[Collected data]
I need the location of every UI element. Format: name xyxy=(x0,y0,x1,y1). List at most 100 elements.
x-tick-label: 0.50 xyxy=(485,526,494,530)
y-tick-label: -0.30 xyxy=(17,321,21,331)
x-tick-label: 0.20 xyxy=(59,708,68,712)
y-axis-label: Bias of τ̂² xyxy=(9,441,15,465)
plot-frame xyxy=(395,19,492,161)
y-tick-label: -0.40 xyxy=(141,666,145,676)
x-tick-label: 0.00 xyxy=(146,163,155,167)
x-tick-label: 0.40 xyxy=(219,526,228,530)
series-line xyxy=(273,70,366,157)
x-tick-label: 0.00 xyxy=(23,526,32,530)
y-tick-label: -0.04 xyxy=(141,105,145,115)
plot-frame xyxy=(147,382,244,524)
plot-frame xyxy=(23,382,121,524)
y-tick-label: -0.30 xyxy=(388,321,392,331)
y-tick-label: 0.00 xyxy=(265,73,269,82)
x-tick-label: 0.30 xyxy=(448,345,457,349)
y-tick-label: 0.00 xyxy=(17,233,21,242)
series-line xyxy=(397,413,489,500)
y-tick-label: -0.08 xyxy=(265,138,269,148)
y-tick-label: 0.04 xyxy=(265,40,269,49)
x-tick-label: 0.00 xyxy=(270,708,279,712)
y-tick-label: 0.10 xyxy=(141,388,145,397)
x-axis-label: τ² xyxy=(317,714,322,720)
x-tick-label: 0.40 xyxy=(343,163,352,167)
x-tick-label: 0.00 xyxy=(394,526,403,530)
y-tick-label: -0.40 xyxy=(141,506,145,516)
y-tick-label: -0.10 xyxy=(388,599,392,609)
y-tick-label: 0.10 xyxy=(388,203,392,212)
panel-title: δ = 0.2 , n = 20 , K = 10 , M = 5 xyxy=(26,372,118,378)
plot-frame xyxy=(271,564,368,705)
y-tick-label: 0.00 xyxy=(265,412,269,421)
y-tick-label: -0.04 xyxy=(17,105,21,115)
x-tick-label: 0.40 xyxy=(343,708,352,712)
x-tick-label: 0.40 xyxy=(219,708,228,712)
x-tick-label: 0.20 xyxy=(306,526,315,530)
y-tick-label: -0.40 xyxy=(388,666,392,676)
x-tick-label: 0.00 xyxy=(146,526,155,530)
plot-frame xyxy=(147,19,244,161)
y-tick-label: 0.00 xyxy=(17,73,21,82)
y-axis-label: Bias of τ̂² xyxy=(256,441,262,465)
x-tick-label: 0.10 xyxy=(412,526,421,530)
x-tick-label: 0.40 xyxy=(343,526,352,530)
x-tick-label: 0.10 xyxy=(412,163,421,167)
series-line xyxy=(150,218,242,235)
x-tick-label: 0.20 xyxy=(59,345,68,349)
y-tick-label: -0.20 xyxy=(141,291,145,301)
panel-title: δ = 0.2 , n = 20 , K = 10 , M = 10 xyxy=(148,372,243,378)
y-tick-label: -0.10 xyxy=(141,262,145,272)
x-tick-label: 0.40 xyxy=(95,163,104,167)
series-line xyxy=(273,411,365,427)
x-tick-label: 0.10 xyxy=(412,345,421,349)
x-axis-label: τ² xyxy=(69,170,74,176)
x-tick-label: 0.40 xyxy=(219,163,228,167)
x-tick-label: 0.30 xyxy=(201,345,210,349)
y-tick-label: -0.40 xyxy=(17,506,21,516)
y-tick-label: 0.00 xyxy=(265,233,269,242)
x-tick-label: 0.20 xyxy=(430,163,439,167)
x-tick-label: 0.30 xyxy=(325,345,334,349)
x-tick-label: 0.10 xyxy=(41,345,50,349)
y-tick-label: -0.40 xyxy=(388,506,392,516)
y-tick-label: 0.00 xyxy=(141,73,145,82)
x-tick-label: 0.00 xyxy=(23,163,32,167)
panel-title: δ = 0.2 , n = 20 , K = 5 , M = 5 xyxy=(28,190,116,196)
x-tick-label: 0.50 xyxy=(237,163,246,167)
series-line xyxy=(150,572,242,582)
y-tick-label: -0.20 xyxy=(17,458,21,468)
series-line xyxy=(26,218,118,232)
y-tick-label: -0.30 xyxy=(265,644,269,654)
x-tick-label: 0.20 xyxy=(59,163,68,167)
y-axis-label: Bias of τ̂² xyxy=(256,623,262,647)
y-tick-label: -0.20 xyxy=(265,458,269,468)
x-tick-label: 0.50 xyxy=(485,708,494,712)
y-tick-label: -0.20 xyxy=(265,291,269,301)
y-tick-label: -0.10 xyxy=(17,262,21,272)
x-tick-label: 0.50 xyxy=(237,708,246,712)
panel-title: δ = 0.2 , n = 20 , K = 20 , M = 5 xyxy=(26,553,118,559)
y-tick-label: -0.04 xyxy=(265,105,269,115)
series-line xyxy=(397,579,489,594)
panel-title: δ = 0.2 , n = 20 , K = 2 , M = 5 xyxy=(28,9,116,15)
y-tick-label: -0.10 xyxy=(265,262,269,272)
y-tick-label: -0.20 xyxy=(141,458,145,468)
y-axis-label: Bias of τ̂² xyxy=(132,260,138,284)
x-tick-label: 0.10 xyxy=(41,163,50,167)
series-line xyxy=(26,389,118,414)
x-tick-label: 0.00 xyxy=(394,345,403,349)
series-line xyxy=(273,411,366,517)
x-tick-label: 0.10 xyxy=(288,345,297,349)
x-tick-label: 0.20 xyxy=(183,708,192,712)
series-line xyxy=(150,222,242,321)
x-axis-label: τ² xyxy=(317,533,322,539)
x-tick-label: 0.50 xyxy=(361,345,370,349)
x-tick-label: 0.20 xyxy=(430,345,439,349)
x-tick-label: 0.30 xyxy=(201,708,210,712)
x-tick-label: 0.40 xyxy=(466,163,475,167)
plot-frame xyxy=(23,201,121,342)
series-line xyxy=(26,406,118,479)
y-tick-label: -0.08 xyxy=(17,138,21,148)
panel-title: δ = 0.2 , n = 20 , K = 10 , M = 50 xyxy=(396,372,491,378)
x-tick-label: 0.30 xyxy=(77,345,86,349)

— WORK TO BE COMPLETED —
Update the listing so that "series-line" becomes "data-curve" wherever it appears, keeping every other character the same.

— TASK OUTPUT —
I need the location of every UI element. Format: name xyxy=(x0,y0,x1,y1). List at most 100 elements.
x-tick-label: 0.50 xyxy=(485,526,494,530)
y-tick-label: -0.30 xyxy=(17,321,21,331)
x-tick-label: 0.20 xyxy=(59,708,68,712)
y-axis-label: Bias of τ̂² xyxy=(9,441,15,465)
plot-frame xyxy=(395,19,492,161)
y-tick-label: -0.40 xyxy=(141,666,145,676)
x-tick-label: 0.00 xyxy=(146,163,155,167)
x-tick-label: 0.40 xyxy=(219,526,228,530)
data-curve xyxy=(273,70,366,157)
x-tick-label: 0.00 xyxy=(23,526,32,530)
y-tick-label: -0.04 xyxy=(141,105,145,115)
plot-frame xyxy=(147,382,244,524)
plot-frame xyxy=(23,382,121,524)
y-tick-label: -0.30 xyxy=(388,321,392,331)
y-tick-label: 0.00 xyxy=(265,73,269,82)
x-tick-label: 0.30 xyxy=(448,345,457,349)
y-tick-label: 0.00 xyxy=(17,233,21,242)
data-curve xyxy=(397,413,489,500)
y-tick-label: -0.08 xyxy=(265,138,269,148)
y-tick-label: 0.04 xyxy=(265,40,269,49)
x-tick-label: 0.00 xyxy=(270,708,279,712)
y-tick-label: 0.10 xyxy=(141,388,145,397)
x-axis-label: τ² xyxy=(317,714,322,720)
x-tick-label: 0.40 xyxy=(343,163,352,167)
x-tick-label: 0.00 xyxy=(394,526,403,530)
y-tick-label: -0.40 xyxy=(141,506,145,516)
y-tick-label: -0.10 xyxy=(388,599,392,609)
y-tick-label: 0.10 xyxy=(388,203,392,212)
panel-title: δ = 0.2 , n = 20 , K = 10 , M = 5 xyxy=(26,372,118,378)
plot-frame xyxy=(271,564,368,705)
y-tick-label: 0.00 xyxy=(265,412,269,421)
y-tick-label: -0.04 xyxy=(17,105,21,115)
x-tick-label: 0.40 xyxy=(343,708,352,712)
x-tick-label: 0.40 xyxy=(219,708,228,712)
x-tick-label: 0.20 xyxy=(306,526,315,530)
y-tick-label: -0.40 xyxy=(388,666,392,676)
x-tick-label: 0.00 xyxy=(146,526,155,530)
plot-frame xyxy=(147,19,244,161)
y-tick-label: 0.00 xyxy=(17,73,21,82)
y-axis-label: Bias of τ̂² xyxy=(256,441,262,465)
x-tick-label: 0.10 xyxy=(412,526,421,530)
x-tick-label: 0.40 xyxy=(343,526,352,530)
x-tick-label: 0.10 xyxy=(412,163,421,167)
data-curve xyxy=(150,218,242,235)
x-tick-label: 0.20 xyxy=(59,345,68,349)
y-tick-label: -0.20 xyxy=(141,291,145,301)
panel-title: δ = 0.2 , n = 20 , K = 10 , M = 10 xyxy=(148,372,243,378)
y-tick-label: -0.10 xyxy=(141,262,145,272)
x-tick-label: 0.40 xyxy=(95,163,104,167)
data-curve xyxy=(273,411,365,427)
x-tick-label: 0.10 xyxy=(412,345,421,349)
x-axis-label: τ² xyxy=(69,170,74,176)
x-tick-label: 0.40 xyxy=(219,163,228,167)
x-tick-label: 0.30 xyxy=(201,345,210,349)
y-tick-label: -0.40 xyxy=(17,506,21,516)
y-tick-label: 0.00 xyxy=(265,233,269,242)
x-tick-label: 0.20 xyxy=(430,163,439,167)
x-tick-label: 0.30 xyxy=(325,345,334,349)
x-tick-label: 0.10 xyxy=(41,345,50,349)
y-tick-label: -0.40 xyxy=(388,506,392,516)
y-tick-label: 0.00 xyxy=(141,73,145,82)
x-tick-label: 0.00 xyxy=(23,163,32,167)
panel-title: δ = 0.2 , n = 20 , K = 5 , M = 5 xyxy=(28,190,116,196)
x-tick-label: 0.50 xyxy=(237,163,246,167)
data-curve xyxy=(150,572,242,582)
y-tick-label: -0.20 xyxy=(17,458,21,468)
data-curve xyxy=(26,218,118,232)
y-tick-label: -0.30 xyxy=(265,644,269,654)
x-tick-label: 0.20 xyxy=(59,163,68,167)
y-axis-label: Bias of τ̂² xyxy=(256,623,262,647)
y-tick-label: -0.20 xyxy=(265,458,269,468)
x-tick-label: 0.50 xyxy=(485,708,494,712)
y-tick-label: -0.20 xyxy=(265,291,269,301)
y-tick-label: -0.10 xyxy=(17,262,21,272)
x-tick-label: 0.50 xyxy=(237,708,246,712)
panel-title: δ = 0.2 , n = 20 , K = 20 , M = 5 xyxy=(26,553,118,559)
y-tick-label: -0.04 xyxy=(265,105,269,115)
data-curve xyxy=(397,579,489,594)
panel-title: δ = 0.2 , n = 20 , K = 2 , M = 5 xyxy=(28,9,116,15)
y-tick-label: -0.10 xyxy=(265,262,269,272)
y-tick-label: -0.20 xyxy=(141,458,145,468)
y-axis-label: Bias of τ̂² xyxy=(132,260,138,284)
x-tick-label: 0.10 xyxy=(41,163,50,167)
data-curve xyxy=(26,389,118,414)
x-tick-label: 0.00 xyxy=(394,345,403,349)
data-curve xyxy=(273,411,366,517)
x-tick-label: 0.10 xyxy=(288,345,297,349)
x-tick-label: 0.20 xyxy=(183,708,192,712)
data-curve xyxy=(150,222,242,321)
x-axis-label: τ² xyxy=(317,533,322,539)
x-tick-label: 0.50 xyxy=(361,345,370,349)
x-tick-label: 0.20 xyxy=(430,345,439,349)
x-tick-label: 0.30 xyxy=(201,708,210,712)
x-tick-label: 0.40 xyxy=(466,163,475,167)
plot-frame xyxy=(23,201,121,342)
data-curve xyxy=(26,406,118,479)
y-tick-label: -0.08 xyxy=(17,138,21,148)
panel-title: δ = 0.2 , n = 20 , K = 10 , M = 50 xyxy=(396,372,491,378)
x-tick-label: 0.30 xyxy=(77,345,86,349)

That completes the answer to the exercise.